# What is required
Repeat all of the data precisely.

# Dataset records
== == ==
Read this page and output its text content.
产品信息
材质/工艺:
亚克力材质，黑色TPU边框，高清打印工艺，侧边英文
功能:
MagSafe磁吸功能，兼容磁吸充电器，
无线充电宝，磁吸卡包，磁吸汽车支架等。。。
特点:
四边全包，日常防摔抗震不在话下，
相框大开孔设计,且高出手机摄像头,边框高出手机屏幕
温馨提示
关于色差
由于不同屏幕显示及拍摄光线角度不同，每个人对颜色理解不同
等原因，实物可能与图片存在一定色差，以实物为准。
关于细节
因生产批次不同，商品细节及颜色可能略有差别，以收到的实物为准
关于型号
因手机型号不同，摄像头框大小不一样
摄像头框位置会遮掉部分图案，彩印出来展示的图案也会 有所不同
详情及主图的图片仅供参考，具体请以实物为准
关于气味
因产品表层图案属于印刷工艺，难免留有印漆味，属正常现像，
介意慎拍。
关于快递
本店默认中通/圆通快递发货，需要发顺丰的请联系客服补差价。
== == ==
# The result
Read this page and output its text content.
产品信息
材质/工艺:
亚克力材质，黑色TPU边框，高清打印工艺，侧边英文
功能:
MagSafe磁吸功能，兼容磁吸充电器，
无线充电宝，磁吸卡包，磁吸汽车支架等。。。
特点:
四边全包，日常防摔抗震不在话下，
相框大开孔设计,且高出手机摄像头,边框高出手机屏幕
温馨提示
关于色差
由于不同屏幕显示及拍摄光线角度不同，每个人对颜色理解不同
等原因，实物可能与图片存在一定色差，以实物为准。
关于细节
因生产批次不同，商品细节及颜色可能略有差别，以收到的实物为准
关于型号
因手机型号不同，摄像头框大小不一样
摄像头框位置会遮掉部分图案，彩印出来展示的图案也会 有所不同
详情及主图的图片仅供参考，具体请以实物为准
关于气味
因产品表层图案属于印刷工艺，难免留有印漆味，属正常现像，
介意慎拍。
关于快递
本店默认中通/圆通快递发货，需要发顺丰的请联系客服补差价。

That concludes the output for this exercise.